◆ EXERCISE INSTRUCTIONS ◆
Collect every line that includes the string "Model".

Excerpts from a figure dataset
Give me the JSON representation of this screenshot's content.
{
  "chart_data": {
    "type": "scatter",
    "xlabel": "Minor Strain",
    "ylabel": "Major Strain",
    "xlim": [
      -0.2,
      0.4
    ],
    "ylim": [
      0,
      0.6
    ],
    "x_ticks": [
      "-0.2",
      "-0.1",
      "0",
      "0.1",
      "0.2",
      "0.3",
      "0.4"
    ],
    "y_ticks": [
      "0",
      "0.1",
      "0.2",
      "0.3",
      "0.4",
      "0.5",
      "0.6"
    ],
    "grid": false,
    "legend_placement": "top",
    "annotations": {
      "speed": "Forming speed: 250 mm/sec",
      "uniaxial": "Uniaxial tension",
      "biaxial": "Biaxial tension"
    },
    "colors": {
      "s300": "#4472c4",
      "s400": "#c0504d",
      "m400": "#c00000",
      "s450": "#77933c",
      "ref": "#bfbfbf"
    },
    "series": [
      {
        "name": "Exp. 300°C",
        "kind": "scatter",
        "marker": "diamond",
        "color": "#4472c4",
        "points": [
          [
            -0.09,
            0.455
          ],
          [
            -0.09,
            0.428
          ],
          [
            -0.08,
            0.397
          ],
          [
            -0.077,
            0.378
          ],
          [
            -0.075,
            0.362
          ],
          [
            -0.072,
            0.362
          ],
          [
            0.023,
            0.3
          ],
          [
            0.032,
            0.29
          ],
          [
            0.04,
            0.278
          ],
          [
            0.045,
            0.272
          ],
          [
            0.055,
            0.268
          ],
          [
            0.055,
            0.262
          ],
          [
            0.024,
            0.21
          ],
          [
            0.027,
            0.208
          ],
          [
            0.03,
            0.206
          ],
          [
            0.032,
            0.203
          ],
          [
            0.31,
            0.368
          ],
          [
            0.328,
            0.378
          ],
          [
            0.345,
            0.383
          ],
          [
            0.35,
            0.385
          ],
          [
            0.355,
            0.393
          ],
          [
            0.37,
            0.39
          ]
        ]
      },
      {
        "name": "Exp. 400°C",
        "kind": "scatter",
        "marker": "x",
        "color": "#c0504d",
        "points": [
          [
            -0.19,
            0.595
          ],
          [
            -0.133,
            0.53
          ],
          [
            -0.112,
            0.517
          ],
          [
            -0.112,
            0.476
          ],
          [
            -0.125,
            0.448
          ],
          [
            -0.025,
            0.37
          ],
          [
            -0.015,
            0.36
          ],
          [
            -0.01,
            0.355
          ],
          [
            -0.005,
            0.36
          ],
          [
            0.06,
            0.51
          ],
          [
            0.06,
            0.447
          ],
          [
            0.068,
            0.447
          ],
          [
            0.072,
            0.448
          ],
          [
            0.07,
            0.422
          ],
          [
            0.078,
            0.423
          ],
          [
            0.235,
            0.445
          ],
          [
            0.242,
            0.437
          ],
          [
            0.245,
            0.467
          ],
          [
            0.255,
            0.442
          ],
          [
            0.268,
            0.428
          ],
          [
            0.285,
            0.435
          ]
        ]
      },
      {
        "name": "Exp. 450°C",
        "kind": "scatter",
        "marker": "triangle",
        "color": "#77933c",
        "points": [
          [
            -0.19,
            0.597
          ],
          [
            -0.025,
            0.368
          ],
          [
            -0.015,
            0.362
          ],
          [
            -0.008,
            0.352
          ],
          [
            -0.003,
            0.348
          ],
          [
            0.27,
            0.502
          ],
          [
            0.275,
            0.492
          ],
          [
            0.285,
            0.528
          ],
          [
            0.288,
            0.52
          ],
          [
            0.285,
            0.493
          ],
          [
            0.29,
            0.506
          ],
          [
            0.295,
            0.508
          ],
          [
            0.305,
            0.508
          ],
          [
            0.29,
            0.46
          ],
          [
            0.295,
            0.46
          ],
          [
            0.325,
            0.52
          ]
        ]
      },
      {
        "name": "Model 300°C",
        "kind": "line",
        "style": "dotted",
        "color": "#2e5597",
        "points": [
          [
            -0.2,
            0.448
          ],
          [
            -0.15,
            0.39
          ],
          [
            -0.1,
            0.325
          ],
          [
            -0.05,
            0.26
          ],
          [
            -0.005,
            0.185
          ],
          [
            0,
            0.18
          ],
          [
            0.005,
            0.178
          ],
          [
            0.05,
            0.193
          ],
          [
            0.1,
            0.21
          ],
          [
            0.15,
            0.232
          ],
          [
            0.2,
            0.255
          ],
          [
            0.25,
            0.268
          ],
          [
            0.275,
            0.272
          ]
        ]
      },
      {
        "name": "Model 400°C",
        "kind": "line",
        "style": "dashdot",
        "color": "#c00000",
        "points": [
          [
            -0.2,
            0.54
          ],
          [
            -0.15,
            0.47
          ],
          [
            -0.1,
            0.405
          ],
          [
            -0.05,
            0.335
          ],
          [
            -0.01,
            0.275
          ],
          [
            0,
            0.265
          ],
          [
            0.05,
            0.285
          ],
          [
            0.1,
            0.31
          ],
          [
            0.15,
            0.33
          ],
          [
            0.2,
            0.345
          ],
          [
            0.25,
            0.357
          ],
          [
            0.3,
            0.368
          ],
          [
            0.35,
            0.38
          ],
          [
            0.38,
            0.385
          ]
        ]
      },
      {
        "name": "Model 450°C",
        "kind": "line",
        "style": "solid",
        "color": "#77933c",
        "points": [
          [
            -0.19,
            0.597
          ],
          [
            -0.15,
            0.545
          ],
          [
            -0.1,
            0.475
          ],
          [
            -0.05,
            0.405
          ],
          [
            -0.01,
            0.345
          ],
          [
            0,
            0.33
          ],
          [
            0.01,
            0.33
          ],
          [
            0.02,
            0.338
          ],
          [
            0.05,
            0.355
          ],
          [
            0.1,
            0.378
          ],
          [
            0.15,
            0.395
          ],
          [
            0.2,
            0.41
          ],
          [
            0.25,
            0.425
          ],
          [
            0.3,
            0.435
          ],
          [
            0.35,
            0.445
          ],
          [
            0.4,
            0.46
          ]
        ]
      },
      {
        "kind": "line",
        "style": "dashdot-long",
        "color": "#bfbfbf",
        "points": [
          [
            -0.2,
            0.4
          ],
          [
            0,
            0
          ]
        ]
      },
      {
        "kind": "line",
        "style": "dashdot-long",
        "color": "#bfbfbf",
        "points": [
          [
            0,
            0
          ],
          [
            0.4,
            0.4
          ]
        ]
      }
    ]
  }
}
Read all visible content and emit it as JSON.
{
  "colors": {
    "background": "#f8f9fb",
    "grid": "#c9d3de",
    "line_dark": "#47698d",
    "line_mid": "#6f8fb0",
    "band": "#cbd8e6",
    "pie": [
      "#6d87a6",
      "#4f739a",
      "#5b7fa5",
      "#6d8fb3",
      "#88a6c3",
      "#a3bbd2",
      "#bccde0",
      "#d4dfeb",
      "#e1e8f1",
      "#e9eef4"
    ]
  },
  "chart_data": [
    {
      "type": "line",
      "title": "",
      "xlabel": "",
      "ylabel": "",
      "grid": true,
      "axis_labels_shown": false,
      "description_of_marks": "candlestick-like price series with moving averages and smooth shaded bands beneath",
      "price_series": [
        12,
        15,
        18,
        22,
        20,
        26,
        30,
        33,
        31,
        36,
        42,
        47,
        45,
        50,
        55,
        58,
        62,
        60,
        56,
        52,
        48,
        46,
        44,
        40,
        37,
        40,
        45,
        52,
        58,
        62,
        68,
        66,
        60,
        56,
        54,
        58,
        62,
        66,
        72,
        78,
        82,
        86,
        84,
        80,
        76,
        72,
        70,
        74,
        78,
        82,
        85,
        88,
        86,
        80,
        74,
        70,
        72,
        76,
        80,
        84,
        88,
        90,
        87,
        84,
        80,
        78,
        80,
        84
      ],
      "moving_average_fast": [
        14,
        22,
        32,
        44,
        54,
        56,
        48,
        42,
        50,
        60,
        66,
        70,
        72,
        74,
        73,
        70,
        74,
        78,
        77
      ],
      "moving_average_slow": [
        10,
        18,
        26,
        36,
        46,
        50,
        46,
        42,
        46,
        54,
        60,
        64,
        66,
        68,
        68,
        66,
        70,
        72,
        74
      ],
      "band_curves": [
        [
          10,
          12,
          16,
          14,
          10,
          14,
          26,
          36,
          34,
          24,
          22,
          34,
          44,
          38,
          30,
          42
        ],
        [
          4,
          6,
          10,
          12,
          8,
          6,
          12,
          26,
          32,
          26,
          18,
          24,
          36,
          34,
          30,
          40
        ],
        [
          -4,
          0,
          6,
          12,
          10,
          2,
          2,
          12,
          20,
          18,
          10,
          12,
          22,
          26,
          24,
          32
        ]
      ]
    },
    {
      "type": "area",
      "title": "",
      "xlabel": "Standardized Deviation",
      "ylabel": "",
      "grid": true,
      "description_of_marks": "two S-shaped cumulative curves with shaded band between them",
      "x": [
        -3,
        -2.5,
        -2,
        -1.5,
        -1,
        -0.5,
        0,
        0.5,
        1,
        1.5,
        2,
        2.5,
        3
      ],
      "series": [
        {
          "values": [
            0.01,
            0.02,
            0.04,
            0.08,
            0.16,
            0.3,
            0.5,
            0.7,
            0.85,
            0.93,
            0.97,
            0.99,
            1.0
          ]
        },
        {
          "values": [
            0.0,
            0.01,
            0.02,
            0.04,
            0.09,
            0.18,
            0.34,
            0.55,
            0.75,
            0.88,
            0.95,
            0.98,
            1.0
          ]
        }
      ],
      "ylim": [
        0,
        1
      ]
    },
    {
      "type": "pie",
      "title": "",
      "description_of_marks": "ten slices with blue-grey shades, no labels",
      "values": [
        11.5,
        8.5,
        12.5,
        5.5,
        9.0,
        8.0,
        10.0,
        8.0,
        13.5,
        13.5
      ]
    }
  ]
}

◆ SOLVED EXERCISE ◆
        "name": "Model 300°C",
        "name": "Model 400°C",
        "name": "Model 450°C",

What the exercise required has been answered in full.